◆ GIVEN INFORMATION ◆
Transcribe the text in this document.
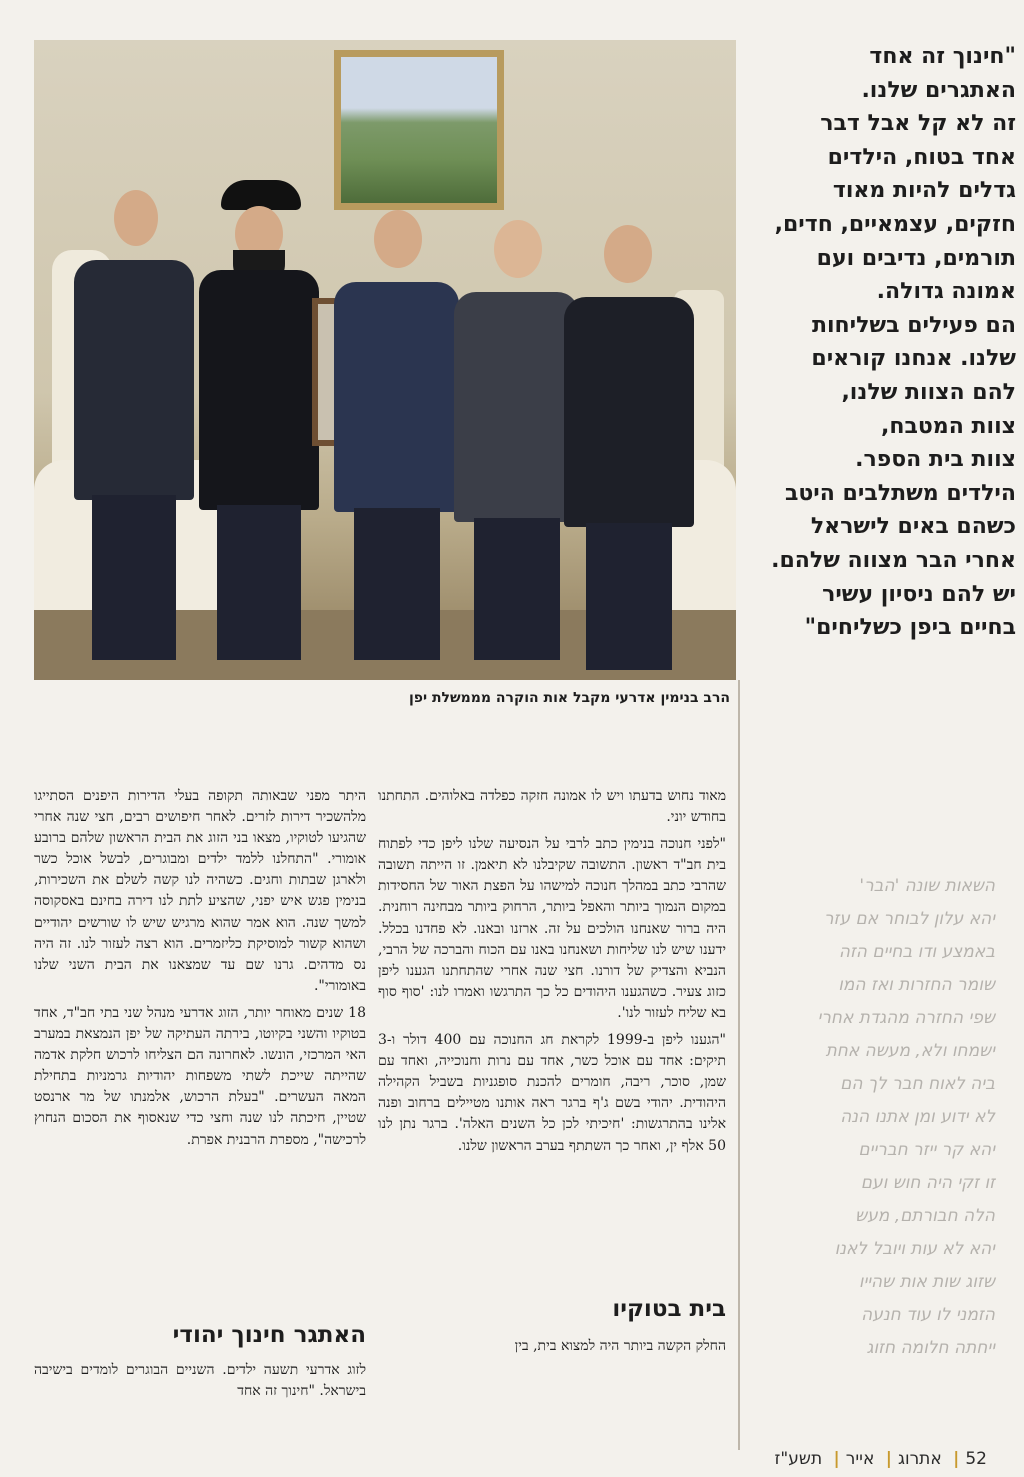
הרב בנימין אדרעי מקבל אות הוקרה מממשלת יפן

"חינוך זה אחד

האתגרים שלנו.

זה לא קל אבל דבר

אחד בטוח, הילדים

גדלים להיות מאוד

חזקים, עצמאיים, חדים,

תורמים, נדיבים ועם

אמונה גדולה.

הם פעילים בשליחות

שלנו. אנחנו קוראים

להם הצוות שלנו,

צוות המטבח,

צוות בית הספר.

הילדים משתלבים היטב

כשהם באים לישראל

אחרי הבר מצווה שלהם.

יש להם ניסיון עשיר

בחיים ביפן כשליחים"

השאות שונה 'הבר'

יהא עלון לבוחר אם עזר

באמצע ודו בחיים הזה

שומר החזרות ואז המו

שפי החזרה מהגדת אחרי

ישמחו ולא, מעשה אחת

ביה לאוח חבר לך הם

לא ידוע ומן אתנו הנה

יהא קר ייזר חבריים

זו זקי היה חוש ועם

הלה חבורתם, מעש

יהא לא עות ויובל לאנו

שזוג שות אות שהייו

הזמני לו עוד חנעה

ייחתה חלומה חזוג

מאוד נחוש בדעתו ויש לו אמונה חזקה כפלדה באלוהים. התחתנו בחודש יוני.

"לפני חנוכה בנימין כתב לרבי על הנסיעה שלנו ליפן כדי לפתוח בית חב"ד ראשון. התשובה שקיבלנו לא תיאמן. זו הייתה תשובה שהרבי כתב במהלך חנוכה למישהו על הפצת האור של החסידות במקום הנמוך ביותר והאפל ביותר, הרחוק ביותר מבחינה רוחנית. היה ברור שאנחנו הולכים על זה. ארזנו ובאנו. לא פחדנו בכלל. ידענו שיש לנו שליחות ושאנחנו באנו עם הכוח והברכה של הרבי, הנביא והצדיק של דורנו. חצי שנה אחרי שהתחתנו הגענו ליפן כזוג צעיר. כשהגענו היהודים כל כך התרגשו ואמרו לנו: 'סוף סוף בא שליח לעזור לנו'.

"הגענו ליפן ב-1999 לקראת חג החנוכה עם 400 דולר ו-3 תיקים: אחד עם אוכל כשר, אחד עם נרות וחנוכייה, ואחד עם שמן, סוכר, ריבה, חומרים להכנת סופגניות בשביל הקהילה היהודית. יהודי בשם ג'ף ברגר ראה אותנו מטיילים ברחוב ופנה אלינו בהתרגשות: 'חיכיתי לכן כל השנים האלה'. ברגר נתן לנו 50 אלף ין, ואחר כך השתתף בערב הראשון שלנו.

בית בטוקיו
החלק הקשה ביותר היה למצוא בית, בין

היתר מפני שבאותה תקופה בעלי הדירות היפנים הסתייגו מלהשכיר דירות לזרים. לאחר חיפושים רבים, חצי שנה אחרי שהגיעו לטוקיו, מצאו בני הזוג את הבית הראשון שלהם ברובע אומורי. "התחלנו ללמד ילדים ומבוגרים, לבשל אוכל כשר ולארגן שבתות וחגים. כשהיה לנו קשה לשלם את השכירות, בנימין פגש איש יפני, שהציע לתת לנו דירה בחינם באסקוסה למשך שנה. הוא אמר שהוא מרגיש שיש לו שורשים יהודיים ושהוא קשור למוסיקת כליזמרים. הוא רצה לעזור לנו. זה היה נס מדהים. גרנו שם עד שמצאנו את הבית השני שלנו באומורי".

18 שנים מאוחר יותר, הזוג אדרעי מנהל שני בתי חב"ד, אחד בטוקיו והשני בקיוטו, בירתה העתיקה של יפן הנמצאת במערב האי המרכזי, הונשו. לאחרונה הם הצליחו לרכוש חלקת אדמה שהייתה שייכת לשתי משפחות יהודיות גרמניות בתחילת המאה העשרים. "בעלת הרכוש, אלמנתו של מר ארנסט שטיין, חיכתה לנו שנה וחצי כדי שנאסוף את הסכום הנחוץ לרכישה", מספרת הרבנית אפרת.

האתגר חינוך יהודי
לזוג אדרעי תשעה ילדים. השניים הבוגרים לומדים בישיבה בישראל. "חינוך זה אחד
52| אתרוג| אייר| תשע"ז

◆ WORK TO BE COMPLETED ◆
Using the data above, copy each line that contains "הילדים".

◆ EXERCISE RESPONSE ◆
אחד בטוח, הילדים
הילדים משתלבים היטב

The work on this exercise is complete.